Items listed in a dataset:

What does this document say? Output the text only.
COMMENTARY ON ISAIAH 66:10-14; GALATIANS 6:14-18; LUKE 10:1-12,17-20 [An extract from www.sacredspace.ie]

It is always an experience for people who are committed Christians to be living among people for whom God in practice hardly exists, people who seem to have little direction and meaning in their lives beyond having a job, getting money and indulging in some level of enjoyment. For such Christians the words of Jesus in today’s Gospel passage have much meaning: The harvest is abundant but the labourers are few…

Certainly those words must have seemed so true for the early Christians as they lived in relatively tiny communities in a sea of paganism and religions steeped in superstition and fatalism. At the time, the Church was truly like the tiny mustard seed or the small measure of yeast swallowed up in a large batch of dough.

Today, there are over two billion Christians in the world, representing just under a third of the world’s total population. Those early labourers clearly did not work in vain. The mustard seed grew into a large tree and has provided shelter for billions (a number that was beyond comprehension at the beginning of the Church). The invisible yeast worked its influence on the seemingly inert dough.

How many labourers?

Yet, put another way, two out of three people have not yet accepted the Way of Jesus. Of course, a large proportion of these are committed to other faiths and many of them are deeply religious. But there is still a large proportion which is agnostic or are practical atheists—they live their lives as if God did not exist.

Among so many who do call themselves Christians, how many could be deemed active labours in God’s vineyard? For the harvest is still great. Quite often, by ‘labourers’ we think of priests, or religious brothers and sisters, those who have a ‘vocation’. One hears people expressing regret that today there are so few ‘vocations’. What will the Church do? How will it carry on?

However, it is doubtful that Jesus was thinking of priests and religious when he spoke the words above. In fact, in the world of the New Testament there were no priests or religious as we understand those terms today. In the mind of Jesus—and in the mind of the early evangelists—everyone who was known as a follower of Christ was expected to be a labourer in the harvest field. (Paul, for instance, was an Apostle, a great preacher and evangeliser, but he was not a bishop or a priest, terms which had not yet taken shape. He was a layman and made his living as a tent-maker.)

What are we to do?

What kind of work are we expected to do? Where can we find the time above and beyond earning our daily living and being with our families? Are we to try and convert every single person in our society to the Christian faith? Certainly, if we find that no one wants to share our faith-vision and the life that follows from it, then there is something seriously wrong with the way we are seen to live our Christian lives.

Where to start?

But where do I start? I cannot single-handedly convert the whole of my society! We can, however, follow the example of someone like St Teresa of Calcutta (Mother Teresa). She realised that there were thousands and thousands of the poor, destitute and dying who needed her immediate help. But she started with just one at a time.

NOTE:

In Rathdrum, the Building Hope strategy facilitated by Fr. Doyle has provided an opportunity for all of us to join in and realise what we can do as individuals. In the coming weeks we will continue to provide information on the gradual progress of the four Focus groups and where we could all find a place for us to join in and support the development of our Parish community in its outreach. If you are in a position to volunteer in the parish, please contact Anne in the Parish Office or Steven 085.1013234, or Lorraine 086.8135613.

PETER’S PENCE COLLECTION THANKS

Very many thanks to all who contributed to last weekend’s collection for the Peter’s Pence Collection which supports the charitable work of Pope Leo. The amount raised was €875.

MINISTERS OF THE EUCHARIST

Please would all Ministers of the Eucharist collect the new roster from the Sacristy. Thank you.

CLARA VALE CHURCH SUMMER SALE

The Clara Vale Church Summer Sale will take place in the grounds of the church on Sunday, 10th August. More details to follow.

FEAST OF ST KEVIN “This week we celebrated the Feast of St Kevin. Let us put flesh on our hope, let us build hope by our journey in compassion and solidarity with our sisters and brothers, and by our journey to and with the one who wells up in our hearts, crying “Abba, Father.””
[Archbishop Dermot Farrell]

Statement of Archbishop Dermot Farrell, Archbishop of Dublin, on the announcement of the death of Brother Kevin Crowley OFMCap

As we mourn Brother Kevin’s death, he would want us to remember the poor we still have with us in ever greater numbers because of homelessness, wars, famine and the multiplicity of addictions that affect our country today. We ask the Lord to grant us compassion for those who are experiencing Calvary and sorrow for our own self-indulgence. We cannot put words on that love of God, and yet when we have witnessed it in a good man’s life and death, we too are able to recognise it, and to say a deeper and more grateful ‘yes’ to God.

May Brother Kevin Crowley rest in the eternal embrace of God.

# Work to do
Output the complete data exactly as written.

# Response
What does this document say? Output the text only.
COMMENTARY ON ISAIAH 66:10-14; GALATIANS 6:14-18; LUKE 10:1-12,17-20 [An extract from www.sacredspace.ie]

It is always an experience for people who are committed Christians to be living among people for whom God in practice hardly exists, people who seem to have little direction and meaning in their lives beyond having a job, getting money and indulging in some level of enjoyment. For such Christians the words of Jesus in today’s Gospel passage have much meaning: The harvest is abundant but the labourers are few…

Certainly those words must have seemed so true for the early Christians as they lived in relatively tiny communities in a sea of paganism and religions steeped in superstition and fatalism. At the time, the Church was truly like the tiny mustard seed or the small measure of yeast swallowed up in a large batch of dough.

Today, there are over two billion Christians in the world, representing just under a third of the world’s total population. Those early labourers clearly did not work in vain. The mustard seed grew into a large tree and has provided shelter for billions (a number that was beyond comprehension at the beginning of the Church). The invisible yeast worked its influence on the seemingly inert dough.

How many labourers?

Yet, put another way, two out of three people have not yet accepted the Way of Jesus. Of course, a large proportion of these are committed to other faiths and many of them are deeply religious. But there is still a large proportion which is agnostic or are practical atheists—they live their lives as if God did not exist.

Among so many who do call themselves Christians, how many could be deemed active labours in God’s vineyard? For the harvest is still great. Quite often, by ‘labourers’ we think of priests, or religious brothers and sisters, those who have a ‘vocation’. One hears people expressing regret that today there are so few ‘vocations’. What will the Church do? How will it carry on?

However, it is doubtful that Jesus was thinking of priests and religious when he spoke the words above. In fact, in the world of the New Testament there were no priests or religious as we understand those terms today. In the mind of Jesus—and in the mind of the early evangelists—everyone who was known as a follower of Christ was expected to be a labourer in the harvest field. (Paul, for instance, was an Apostle, a great preacher and evangeliser, but he was not a bishop or a priest, terms which had not yet taken shape. He was a layman and made his living as a tent-maker.)

What are we to do?

What kind of work are we expected to do? Where can we find the time above and beyond earning our daily living and being with our families? Are we to try and convert every single person in our society to the Christian faith? Certainly, if we find that no one wants to share our faith-vision and the life that follows from it, then there is something seriously wrong with the way we are seen to live our Christian lives.

Where to start?

But where do I start? I cannot single-handedly convert the whole of my society! We can, however, follow the example of someone like St Teresa of Calcutta (Mother Teresa). She realised that there were thousands and thousands of the poor, destitute and dying who needed her immediate help. But she started with just one at a time.

NOTE:

In Rathdrum, the Building Hope strategy facilitated by Fr. Doyle has provided an opportunity for all of us to join in and realise what we can do as individuals. In the coming weeks we will continue to provide information on the gradual progress of the four Focus groups and where we could all find a place for us to join in and support the development of our Parish community in its outreach. If you are in a position to volunteer in the parish, please contact Anne in the Parish Office or Steven 085.1013234, or Lorraine 086.8135613.

PETER’S PENCE COLLECTION THANKS

Very many thanks to all who contributed to last weekend’s collection for the Peter’s Pence Collection which supports the charitable work of Pope Leo. The amount raised was €875.

MINISTERS OF THE EUCHARIST

Please would all Ministers of the Eucharist collect the new roster from the Sacristy. Thank you.

CLARA VALE CHURCH SUMMER SALE

The Clara Vale Church Summer Sale will take place in the grounds of the church on Sunday, 10th August. More details to follow.

FEAST OF ST KEVIN “This week we celebrated the Feast of St Kevin. Let us put flesh on our hope, let us build hope by our journey in compassion and solidarity with our sisters and brothers, and by our journey to and with the one who wells up in our hearts, crying “Abba, Father.””
[Archbishop Dermot Farrell]

Statement of Archbishop Dermot Farrell, Archbishop of Dublin, on the announcement of the death of Brother Kevin Crowley OFMCap

As we mourn Brother Kevin’s death, he would want us to remember the poor we still have with us in ever greater numbers because of homelessness, wars, famine and the multiplicity of addictions that affect our country today. We ask the Lord to grant us compassion for those who are experiencing Calvary and sorrow for our own self-indulgence. We cannot put words on that love of God, and yet when we have witnessed it in a good man’s life and death, we too are able to recognise it, and to say a deeper and more grateful ‘yes’ to God.

May Brother Kevin Crowley rest in the eternal embrace of God.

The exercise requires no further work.